### DATA SHOWN
▬▬▬▬▬▬
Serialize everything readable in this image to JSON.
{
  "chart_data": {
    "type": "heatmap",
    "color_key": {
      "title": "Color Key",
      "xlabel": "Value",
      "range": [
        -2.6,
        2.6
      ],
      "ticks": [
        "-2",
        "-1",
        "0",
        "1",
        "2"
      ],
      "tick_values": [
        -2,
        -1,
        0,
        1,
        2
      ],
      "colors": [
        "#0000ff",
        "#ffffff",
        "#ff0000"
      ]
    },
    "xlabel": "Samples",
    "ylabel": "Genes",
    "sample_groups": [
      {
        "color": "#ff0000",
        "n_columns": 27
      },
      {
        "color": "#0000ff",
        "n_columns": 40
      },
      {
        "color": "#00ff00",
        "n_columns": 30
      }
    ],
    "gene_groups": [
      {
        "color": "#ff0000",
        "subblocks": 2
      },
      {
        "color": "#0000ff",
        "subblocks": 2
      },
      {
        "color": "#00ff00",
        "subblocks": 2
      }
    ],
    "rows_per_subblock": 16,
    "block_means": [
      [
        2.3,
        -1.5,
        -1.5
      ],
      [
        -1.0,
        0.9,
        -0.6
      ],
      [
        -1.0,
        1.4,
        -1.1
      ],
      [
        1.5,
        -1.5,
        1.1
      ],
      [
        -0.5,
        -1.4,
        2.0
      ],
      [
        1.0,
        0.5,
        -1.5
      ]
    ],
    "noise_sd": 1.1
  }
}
▬▬▬▬▬▬
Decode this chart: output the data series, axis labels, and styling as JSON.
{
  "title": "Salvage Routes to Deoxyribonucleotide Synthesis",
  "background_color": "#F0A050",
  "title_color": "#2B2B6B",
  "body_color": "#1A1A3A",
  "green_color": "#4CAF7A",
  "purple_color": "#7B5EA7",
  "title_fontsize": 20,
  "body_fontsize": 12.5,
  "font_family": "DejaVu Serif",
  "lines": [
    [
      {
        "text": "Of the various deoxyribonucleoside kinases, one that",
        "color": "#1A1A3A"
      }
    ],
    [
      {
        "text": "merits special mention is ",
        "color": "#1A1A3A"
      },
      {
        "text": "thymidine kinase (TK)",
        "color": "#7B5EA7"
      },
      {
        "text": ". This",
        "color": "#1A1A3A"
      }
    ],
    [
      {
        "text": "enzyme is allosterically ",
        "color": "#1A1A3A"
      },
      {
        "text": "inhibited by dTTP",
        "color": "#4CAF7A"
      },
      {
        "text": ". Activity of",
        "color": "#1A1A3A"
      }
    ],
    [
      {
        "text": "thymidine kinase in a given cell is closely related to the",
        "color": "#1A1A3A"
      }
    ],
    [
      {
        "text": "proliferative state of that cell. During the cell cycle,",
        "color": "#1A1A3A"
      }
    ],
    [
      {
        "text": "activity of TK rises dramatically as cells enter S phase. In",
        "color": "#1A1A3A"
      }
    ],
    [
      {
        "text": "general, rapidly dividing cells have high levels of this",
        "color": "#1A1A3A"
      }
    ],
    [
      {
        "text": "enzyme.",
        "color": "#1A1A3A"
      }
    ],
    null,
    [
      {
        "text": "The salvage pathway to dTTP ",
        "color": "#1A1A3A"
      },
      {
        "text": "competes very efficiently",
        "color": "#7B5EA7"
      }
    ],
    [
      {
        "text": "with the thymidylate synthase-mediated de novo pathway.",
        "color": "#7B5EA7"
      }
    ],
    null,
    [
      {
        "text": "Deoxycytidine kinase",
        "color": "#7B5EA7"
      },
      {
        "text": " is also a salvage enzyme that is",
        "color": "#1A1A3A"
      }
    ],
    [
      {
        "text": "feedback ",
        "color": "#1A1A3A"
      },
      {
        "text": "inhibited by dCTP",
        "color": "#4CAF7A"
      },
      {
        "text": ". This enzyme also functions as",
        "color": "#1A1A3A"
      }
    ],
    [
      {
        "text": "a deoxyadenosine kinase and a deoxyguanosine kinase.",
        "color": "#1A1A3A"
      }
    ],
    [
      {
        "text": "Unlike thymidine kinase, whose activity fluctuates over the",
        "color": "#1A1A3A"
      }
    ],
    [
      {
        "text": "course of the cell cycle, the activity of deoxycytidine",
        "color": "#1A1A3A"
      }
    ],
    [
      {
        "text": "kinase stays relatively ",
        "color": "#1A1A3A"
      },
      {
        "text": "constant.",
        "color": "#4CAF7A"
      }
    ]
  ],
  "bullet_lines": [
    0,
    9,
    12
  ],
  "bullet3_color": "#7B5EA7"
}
▬▬▬▬▬▬
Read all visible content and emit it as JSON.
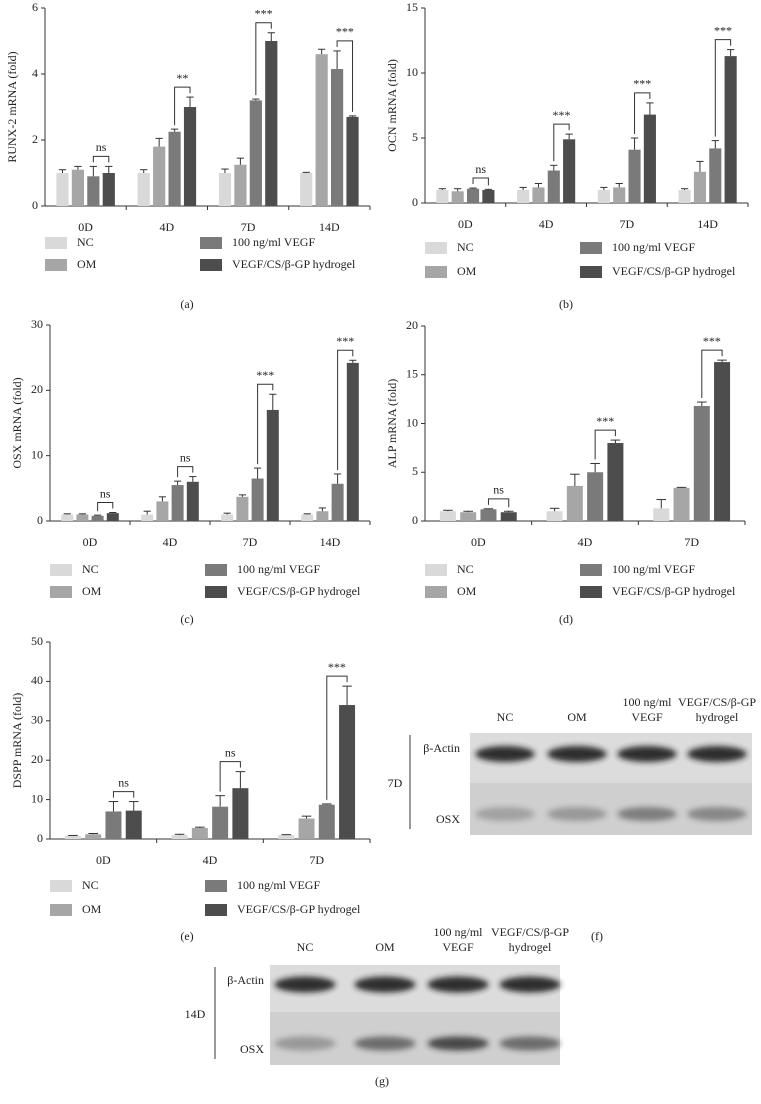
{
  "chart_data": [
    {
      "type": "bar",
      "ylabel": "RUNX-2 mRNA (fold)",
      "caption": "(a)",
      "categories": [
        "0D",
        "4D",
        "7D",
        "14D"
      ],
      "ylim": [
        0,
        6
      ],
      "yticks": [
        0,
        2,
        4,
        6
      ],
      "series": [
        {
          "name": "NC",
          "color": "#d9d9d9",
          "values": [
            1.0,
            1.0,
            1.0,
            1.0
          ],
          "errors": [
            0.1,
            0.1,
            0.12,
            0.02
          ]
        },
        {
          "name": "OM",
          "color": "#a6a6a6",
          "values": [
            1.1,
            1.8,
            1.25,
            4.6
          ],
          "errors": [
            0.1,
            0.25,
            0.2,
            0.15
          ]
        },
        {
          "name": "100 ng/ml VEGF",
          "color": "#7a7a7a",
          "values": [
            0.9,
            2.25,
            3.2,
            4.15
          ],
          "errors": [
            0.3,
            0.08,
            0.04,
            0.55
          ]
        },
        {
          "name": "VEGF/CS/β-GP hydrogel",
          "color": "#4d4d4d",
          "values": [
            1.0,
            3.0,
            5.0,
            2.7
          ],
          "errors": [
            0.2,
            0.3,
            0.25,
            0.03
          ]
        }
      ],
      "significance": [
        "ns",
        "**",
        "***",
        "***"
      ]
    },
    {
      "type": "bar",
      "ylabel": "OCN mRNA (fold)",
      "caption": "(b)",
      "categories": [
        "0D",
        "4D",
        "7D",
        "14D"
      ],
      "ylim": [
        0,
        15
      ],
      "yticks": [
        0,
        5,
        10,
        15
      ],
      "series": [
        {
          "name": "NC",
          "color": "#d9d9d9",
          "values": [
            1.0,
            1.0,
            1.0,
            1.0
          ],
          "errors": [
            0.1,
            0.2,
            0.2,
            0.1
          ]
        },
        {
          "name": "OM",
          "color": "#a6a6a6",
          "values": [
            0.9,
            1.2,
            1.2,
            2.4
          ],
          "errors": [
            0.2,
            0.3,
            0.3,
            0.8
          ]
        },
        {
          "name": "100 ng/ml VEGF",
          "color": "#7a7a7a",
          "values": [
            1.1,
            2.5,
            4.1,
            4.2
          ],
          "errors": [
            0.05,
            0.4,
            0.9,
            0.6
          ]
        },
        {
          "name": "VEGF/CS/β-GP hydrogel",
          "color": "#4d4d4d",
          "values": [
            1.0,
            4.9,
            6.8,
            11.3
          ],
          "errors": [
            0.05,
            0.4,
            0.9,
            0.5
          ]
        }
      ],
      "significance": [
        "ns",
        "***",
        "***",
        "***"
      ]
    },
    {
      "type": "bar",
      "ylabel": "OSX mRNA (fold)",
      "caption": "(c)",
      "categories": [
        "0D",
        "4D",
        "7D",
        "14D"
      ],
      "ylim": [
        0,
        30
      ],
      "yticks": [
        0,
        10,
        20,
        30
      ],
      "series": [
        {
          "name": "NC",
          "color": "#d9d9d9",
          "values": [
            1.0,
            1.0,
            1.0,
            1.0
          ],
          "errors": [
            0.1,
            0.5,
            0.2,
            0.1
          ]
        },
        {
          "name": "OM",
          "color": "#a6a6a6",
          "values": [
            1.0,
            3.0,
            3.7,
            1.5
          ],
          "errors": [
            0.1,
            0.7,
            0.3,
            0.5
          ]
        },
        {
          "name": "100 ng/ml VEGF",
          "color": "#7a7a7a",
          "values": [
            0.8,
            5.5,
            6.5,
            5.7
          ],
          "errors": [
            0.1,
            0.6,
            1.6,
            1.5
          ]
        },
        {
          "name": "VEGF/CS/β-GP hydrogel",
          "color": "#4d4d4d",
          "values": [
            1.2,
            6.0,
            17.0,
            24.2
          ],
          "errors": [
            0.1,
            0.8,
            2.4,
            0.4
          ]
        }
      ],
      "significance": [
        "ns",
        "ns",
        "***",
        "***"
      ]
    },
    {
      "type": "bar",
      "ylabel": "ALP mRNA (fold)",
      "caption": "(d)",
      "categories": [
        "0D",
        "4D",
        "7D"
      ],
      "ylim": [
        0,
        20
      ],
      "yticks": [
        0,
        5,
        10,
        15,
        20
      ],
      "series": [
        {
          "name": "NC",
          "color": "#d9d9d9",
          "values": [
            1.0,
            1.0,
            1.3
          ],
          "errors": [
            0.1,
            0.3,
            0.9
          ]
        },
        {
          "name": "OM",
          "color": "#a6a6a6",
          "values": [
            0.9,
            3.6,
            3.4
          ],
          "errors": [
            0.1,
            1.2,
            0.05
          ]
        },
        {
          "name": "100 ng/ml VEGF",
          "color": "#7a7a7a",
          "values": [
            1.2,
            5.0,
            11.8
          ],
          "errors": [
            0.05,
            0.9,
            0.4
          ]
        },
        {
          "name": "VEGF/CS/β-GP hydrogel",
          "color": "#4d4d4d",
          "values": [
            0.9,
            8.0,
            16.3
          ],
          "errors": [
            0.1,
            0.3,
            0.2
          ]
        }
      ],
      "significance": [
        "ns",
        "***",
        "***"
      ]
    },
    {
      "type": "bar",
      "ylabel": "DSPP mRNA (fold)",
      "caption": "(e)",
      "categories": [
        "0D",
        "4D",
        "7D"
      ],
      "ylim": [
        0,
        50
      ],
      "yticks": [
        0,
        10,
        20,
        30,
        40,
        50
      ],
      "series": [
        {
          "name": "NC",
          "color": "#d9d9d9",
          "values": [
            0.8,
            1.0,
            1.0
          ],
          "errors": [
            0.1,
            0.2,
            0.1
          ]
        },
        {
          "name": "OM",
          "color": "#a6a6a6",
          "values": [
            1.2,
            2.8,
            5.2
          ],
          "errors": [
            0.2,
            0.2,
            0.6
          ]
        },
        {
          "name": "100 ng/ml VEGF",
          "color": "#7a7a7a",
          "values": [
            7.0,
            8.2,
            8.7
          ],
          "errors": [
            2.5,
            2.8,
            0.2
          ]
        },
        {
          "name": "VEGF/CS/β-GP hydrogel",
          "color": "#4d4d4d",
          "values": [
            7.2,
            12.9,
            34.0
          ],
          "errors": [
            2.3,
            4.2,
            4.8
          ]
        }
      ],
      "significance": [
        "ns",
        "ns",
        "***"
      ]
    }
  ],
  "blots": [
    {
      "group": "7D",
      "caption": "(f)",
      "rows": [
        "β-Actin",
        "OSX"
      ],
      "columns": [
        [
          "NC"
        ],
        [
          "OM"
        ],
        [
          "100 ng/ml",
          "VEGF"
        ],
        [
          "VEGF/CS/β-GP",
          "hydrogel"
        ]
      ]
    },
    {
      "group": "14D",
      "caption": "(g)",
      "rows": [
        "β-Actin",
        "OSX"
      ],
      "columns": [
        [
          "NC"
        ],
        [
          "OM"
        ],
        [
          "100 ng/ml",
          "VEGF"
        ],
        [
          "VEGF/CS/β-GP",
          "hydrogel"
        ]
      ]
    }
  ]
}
▬▬▬▬▬▬
### YOUR INSTRUCTIONS
Work through the entries, filtering for the string "pathway", and copy each line that holds it.

### YOUR RESPONSE
        "text": "The salvage pathway to dTTP ",
        "text": "with the thymidylate synthase-mediated de novo pathway.",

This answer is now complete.